● What is asked: Report the count of lines holding "Suojausluokan" in the records, with no other words.
::: Materials provided
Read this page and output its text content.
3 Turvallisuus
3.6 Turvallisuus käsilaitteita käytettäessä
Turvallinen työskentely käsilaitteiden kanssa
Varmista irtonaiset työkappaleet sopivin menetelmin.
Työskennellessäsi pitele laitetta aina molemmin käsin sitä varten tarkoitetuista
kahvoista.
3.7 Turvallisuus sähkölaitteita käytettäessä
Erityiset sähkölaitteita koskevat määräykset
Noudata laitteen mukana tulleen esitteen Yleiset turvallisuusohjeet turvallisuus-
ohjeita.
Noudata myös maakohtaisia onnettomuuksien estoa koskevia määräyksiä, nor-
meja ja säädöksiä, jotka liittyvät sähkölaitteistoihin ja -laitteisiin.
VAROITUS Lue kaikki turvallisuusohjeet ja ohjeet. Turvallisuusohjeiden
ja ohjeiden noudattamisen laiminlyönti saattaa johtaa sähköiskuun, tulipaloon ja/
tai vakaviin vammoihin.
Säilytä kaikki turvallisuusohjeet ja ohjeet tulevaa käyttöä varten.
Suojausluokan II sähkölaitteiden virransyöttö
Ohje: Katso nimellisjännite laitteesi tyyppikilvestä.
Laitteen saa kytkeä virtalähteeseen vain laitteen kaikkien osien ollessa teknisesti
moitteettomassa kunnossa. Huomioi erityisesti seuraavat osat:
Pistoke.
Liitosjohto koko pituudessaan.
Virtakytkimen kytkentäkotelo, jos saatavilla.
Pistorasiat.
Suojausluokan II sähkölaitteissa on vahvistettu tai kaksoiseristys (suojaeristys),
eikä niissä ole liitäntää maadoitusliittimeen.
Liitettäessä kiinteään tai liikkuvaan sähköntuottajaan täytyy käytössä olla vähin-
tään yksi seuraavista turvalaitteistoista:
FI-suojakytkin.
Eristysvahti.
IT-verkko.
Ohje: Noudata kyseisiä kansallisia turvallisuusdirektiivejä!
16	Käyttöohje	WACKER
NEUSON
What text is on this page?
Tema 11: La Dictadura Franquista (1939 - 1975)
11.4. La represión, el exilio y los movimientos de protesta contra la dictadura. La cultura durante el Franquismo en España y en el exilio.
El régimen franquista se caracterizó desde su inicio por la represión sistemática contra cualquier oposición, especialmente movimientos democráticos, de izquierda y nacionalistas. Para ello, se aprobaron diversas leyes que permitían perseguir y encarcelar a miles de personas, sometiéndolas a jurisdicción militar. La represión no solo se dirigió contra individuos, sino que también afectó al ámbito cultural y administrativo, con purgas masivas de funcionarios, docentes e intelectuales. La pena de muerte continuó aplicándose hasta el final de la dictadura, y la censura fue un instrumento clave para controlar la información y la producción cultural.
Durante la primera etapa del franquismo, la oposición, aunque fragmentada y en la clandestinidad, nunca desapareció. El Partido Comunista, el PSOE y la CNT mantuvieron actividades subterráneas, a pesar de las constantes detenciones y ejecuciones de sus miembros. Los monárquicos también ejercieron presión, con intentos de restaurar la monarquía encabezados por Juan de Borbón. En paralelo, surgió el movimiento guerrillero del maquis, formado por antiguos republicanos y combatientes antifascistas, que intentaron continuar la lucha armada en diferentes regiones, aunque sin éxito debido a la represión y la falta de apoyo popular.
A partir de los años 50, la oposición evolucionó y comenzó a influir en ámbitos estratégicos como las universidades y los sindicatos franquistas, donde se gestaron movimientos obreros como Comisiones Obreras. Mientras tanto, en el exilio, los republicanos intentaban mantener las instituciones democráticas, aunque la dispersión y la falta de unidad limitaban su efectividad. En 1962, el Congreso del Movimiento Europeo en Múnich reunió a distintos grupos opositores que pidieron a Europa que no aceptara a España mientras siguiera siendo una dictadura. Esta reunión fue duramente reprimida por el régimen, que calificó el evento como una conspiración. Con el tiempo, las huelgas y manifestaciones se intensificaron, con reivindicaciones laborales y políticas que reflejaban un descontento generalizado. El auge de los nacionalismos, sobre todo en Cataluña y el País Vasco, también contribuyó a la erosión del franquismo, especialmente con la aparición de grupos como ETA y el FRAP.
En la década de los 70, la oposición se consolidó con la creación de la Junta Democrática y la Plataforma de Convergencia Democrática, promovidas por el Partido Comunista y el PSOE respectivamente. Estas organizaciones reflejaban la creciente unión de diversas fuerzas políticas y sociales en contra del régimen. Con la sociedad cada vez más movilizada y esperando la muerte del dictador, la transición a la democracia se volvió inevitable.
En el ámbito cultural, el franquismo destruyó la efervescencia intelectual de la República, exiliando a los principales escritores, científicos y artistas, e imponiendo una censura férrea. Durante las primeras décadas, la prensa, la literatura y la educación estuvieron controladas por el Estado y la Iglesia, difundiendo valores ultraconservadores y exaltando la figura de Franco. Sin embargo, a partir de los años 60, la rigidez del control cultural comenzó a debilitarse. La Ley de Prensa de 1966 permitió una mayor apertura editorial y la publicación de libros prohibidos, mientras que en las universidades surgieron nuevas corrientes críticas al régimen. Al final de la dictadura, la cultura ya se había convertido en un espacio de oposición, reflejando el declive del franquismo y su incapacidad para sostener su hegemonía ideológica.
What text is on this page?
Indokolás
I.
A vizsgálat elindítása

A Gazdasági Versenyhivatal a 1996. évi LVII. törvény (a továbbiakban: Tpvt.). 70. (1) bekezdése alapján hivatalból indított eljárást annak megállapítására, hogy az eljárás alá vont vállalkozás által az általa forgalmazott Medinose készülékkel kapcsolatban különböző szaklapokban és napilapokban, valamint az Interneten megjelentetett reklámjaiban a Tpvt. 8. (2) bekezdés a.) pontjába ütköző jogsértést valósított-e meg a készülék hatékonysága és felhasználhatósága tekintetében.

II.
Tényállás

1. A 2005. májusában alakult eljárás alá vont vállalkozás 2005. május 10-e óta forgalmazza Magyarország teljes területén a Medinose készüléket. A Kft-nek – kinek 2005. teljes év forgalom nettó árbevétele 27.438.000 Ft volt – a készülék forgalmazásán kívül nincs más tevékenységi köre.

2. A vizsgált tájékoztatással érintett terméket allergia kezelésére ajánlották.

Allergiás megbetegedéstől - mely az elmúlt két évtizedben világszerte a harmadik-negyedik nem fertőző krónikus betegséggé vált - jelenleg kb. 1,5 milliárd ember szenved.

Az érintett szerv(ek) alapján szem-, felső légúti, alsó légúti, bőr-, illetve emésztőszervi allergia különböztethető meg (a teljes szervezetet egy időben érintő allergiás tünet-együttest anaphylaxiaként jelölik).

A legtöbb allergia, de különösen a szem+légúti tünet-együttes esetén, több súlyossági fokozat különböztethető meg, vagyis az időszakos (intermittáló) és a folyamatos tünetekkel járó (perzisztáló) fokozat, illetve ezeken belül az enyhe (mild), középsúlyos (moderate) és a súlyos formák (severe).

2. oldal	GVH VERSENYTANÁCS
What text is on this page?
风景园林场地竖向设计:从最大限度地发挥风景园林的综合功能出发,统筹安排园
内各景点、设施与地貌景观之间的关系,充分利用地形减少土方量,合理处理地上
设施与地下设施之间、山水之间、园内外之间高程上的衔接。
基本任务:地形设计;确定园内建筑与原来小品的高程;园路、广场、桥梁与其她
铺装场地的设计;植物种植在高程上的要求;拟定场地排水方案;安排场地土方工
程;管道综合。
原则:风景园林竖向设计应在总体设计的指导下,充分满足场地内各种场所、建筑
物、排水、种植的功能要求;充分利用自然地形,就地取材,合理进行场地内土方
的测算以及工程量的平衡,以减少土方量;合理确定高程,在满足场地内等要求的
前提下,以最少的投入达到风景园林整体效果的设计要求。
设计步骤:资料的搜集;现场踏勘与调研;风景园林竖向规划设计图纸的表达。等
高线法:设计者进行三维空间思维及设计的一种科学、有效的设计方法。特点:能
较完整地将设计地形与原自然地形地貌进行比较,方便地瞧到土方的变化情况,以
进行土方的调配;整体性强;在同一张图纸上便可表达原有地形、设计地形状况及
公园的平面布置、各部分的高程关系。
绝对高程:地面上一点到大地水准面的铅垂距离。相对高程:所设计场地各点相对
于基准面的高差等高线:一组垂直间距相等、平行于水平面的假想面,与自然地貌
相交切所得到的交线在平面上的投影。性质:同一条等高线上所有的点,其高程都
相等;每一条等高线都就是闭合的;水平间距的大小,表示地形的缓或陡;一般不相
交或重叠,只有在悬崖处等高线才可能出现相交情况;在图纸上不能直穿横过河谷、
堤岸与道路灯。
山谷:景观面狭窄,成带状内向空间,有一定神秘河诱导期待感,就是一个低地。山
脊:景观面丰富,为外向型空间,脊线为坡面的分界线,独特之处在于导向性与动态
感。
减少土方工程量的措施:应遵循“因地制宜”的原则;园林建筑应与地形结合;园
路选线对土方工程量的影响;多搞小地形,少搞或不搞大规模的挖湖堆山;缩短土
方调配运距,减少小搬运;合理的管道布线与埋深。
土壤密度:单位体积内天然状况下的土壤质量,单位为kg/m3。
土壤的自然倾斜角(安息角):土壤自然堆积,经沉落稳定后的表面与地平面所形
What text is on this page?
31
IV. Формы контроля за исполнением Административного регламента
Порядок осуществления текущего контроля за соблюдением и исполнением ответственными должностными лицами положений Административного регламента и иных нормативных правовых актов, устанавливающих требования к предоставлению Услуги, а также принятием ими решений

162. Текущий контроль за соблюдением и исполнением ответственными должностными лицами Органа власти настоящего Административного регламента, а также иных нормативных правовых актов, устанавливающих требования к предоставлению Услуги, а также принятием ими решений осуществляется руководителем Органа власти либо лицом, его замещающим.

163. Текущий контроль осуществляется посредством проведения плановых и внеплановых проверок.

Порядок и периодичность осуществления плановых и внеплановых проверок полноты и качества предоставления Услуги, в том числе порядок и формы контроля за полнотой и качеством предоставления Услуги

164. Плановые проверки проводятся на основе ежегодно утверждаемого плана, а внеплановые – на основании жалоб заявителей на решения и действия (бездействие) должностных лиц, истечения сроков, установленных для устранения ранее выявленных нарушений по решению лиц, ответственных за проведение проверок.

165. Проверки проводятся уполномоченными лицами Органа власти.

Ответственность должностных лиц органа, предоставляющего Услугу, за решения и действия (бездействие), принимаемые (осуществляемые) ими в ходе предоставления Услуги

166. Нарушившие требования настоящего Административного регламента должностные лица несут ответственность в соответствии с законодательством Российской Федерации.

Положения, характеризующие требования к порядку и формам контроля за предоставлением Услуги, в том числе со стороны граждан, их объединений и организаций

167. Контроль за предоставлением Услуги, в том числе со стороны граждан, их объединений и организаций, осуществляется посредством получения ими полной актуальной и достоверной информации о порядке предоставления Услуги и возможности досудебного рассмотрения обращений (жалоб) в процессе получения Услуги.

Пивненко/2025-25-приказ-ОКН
::::::
● Response to the task: 2